▶ _RECORDS_

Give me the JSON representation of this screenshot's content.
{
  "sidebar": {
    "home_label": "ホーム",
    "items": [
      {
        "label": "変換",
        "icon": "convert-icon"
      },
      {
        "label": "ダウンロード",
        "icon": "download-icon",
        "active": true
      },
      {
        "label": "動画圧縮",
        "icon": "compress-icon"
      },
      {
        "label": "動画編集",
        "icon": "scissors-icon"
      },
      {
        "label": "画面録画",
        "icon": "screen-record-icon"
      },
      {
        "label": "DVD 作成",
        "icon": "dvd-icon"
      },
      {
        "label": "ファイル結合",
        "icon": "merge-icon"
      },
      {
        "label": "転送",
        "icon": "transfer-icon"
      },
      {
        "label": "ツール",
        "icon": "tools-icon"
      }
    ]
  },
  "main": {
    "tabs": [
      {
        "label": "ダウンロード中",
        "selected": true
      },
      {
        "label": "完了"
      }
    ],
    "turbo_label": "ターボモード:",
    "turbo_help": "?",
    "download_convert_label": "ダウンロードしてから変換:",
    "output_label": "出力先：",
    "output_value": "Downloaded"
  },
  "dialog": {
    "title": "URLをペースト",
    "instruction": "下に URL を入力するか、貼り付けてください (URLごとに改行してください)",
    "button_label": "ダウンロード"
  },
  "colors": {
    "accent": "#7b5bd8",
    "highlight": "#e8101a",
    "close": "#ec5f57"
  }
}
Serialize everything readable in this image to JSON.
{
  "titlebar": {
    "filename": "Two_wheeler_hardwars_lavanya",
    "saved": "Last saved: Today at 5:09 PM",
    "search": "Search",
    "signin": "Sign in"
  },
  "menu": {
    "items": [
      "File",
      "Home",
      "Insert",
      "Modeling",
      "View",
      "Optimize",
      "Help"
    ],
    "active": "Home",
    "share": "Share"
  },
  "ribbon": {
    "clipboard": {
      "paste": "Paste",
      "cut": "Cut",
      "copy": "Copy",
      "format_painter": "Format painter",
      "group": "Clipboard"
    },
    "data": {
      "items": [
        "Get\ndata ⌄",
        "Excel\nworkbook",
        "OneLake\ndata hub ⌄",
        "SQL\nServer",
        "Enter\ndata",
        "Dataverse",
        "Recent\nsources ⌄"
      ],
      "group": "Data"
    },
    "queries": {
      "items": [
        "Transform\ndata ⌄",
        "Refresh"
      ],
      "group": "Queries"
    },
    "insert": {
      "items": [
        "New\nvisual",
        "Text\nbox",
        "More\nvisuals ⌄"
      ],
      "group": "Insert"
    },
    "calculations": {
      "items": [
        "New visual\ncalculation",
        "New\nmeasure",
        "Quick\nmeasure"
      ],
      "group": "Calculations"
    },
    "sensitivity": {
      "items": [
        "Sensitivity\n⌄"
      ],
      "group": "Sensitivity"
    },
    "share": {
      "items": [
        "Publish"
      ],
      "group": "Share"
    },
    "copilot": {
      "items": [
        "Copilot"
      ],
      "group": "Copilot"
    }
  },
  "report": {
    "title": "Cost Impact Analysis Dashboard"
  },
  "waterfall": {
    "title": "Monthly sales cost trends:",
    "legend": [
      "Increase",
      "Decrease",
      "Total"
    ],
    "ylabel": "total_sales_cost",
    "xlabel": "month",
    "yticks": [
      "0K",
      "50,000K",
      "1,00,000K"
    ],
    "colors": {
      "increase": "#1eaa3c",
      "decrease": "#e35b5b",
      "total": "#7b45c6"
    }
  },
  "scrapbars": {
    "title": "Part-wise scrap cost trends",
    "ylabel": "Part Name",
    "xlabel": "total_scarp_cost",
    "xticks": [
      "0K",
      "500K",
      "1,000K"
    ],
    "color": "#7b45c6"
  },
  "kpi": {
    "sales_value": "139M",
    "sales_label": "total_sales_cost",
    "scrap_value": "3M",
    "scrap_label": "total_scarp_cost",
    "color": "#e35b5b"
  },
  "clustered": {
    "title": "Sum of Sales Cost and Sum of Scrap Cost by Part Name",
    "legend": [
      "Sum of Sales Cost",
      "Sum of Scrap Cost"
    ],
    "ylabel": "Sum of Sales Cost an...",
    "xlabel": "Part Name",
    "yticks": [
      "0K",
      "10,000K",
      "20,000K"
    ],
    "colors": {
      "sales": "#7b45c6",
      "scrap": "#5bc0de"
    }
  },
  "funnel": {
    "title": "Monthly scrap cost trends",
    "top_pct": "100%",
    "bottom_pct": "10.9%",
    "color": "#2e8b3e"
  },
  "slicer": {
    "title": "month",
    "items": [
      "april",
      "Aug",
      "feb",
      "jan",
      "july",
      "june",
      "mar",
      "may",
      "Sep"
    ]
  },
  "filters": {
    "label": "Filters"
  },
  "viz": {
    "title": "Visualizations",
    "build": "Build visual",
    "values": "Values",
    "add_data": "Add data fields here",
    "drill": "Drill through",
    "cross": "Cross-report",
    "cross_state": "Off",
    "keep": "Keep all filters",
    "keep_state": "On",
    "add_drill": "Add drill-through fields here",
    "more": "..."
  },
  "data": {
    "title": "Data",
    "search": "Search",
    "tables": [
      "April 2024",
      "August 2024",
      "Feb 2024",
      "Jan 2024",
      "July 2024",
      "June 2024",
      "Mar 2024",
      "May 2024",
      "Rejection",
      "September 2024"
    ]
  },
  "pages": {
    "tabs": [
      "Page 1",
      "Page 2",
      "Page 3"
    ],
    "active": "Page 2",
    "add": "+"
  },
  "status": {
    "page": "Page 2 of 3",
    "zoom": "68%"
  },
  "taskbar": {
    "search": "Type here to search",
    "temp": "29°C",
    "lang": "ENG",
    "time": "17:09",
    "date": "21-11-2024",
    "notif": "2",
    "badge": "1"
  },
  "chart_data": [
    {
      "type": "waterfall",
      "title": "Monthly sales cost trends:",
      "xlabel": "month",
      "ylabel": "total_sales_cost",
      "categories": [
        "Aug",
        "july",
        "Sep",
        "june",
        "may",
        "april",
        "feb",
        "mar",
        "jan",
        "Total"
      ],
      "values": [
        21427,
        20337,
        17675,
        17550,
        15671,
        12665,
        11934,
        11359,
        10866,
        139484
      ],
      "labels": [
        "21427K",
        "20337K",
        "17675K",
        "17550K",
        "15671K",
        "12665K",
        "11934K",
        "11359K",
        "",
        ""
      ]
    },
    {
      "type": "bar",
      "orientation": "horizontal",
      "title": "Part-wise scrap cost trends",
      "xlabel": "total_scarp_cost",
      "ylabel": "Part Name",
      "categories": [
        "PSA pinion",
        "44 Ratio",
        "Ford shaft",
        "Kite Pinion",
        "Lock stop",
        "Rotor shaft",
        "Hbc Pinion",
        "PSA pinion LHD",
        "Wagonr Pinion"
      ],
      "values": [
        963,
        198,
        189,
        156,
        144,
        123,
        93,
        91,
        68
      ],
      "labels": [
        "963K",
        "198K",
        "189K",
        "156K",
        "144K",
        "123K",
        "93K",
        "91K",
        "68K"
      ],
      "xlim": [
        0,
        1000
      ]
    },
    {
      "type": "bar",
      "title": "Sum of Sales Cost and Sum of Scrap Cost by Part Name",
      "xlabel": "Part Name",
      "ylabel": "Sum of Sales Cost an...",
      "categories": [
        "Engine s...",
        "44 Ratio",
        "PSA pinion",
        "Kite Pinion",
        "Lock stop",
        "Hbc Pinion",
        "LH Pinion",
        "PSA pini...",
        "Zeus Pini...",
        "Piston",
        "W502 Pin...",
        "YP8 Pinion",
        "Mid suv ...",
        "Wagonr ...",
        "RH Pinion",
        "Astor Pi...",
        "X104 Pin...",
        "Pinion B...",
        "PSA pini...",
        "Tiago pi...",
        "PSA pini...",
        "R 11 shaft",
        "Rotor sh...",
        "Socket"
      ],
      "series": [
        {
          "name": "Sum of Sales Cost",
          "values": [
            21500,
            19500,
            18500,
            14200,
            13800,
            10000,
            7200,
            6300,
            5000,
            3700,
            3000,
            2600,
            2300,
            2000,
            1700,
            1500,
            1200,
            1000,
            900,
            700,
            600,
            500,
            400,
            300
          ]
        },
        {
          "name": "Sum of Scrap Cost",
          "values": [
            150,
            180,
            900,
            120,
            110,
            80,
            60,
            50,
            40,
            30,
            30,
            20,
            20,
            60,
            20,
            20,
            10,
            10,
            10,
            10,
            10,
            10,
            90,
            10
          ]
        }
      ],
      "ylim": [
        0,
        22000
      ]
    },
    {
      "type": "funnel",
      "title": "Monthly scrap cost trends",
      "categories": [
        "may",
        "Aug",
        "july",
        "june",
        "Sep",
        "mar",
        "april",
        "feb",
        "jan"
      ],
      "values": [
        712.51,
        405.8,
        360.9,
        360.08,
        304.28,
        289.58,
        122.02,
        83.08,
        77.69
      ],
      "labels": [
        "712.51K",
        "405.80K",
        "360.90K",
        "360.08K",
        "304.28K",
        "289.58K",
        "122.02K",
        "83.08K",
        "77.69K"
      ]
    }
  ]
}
==
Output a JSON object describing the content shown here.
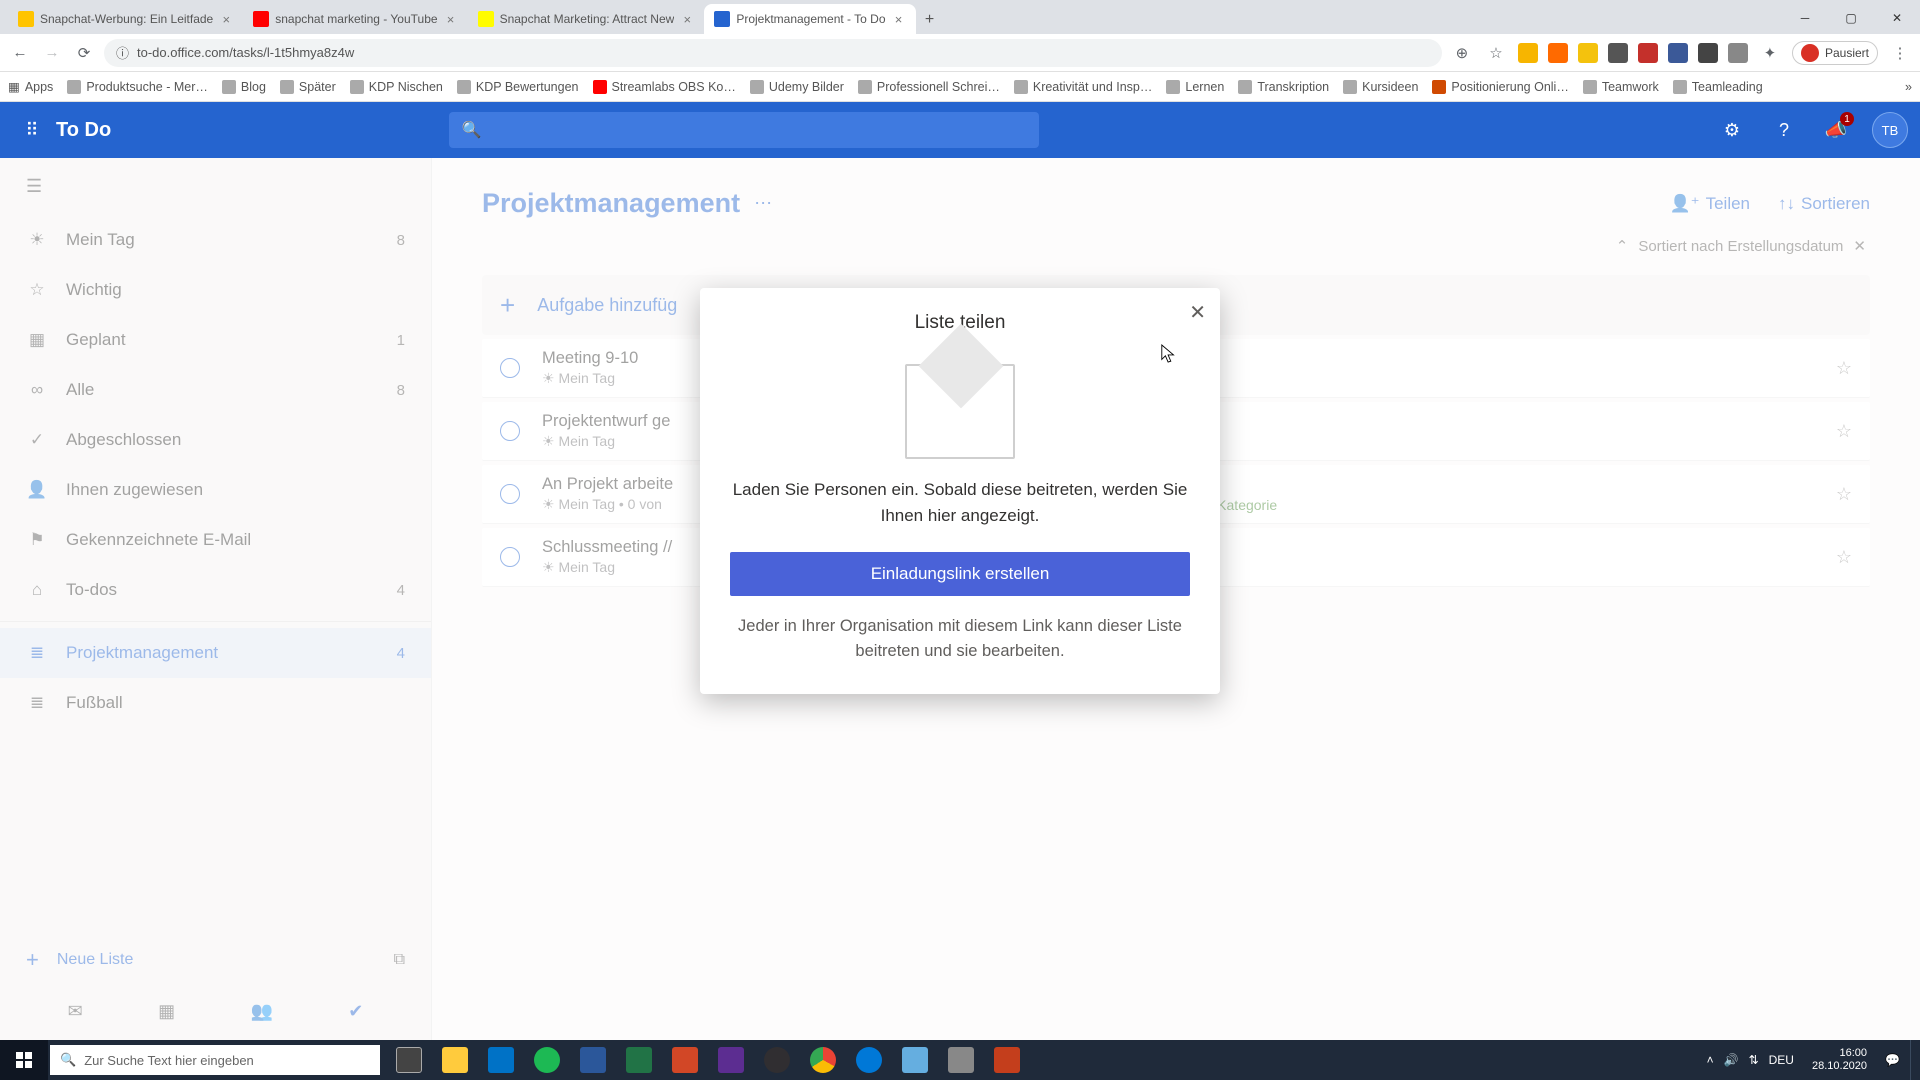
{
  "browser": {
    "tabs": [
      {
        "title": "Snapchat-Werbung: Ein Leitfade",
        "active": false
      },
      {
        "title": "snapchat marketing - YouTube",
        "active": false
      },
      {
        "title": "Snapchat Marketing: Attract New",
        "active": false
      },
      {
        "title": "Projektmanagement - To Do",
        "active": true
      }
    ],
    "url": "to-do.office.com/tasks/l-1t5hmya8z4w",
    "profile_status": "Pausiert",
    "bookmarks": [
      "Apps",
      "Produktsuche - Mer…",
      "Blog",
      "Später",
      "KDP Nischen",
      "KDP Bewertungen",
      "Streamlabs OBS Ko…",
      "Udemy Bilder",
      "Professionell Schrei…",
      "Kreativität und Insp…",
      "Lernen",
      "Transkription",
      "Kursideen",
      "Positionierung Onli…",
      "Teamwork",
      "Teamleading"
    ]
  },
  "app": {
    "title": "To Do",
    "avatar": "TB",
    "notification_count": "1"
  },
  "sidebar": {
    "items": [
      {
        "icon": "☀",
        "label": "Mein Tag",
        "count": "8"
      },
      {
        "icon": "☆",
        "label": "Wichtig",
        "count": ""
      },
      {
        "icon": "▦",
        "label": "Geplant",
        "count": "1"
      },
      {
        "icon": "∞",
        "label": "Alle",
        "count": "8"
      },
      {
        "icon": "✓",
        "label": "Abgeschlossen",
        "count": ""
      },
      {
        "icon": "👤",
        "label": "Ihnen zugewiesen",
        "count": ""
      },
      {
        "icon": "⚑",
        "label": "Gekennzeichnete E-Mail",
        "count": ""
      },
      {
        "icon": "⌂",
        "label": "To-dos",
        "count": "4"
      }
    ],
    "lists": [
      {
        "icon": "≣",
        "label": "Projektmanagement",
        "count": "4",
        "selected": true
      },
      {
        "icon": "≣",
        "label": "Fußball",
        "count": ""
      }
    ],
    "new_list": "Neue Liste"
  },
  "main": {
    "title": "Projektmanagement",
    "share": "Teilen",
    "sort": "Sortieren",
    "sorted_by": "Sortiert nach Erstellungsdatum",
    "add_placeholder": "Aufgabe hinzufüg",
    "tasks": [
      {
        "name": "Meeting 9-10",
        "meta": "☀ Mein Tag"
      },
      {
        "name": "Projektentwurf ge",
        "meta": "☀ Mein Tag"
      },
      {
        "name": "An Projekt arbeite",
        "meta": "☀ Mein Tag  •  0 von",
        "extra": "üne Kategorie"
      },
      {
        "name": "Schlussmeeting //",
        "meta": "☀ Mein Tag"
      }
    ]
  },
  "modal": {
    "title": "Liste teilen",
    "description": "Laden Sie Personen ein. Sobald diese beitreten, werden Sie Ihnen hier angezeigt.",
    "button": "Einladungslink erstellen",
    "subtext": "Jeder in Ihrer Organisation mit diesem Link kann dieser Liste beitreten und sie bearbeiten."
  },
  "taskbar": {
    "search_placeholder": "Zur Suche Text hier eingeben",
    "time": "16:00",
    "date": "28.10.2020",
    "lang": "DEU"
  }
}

▶ _TO DO_
Locate all lines in the listing above with the word "beitreten". Copy them.

▶ _RESULT OF THE EXERCISE_
    "description": "Laden Sie Personen ein. Sobald diese beitreten, werden Sie Ihnen hier angezeigt.",
    "subtext": "Jeder in Ihrer Organisation mit diesem Link kann dieser Liste beitreten und sie bearbeiten."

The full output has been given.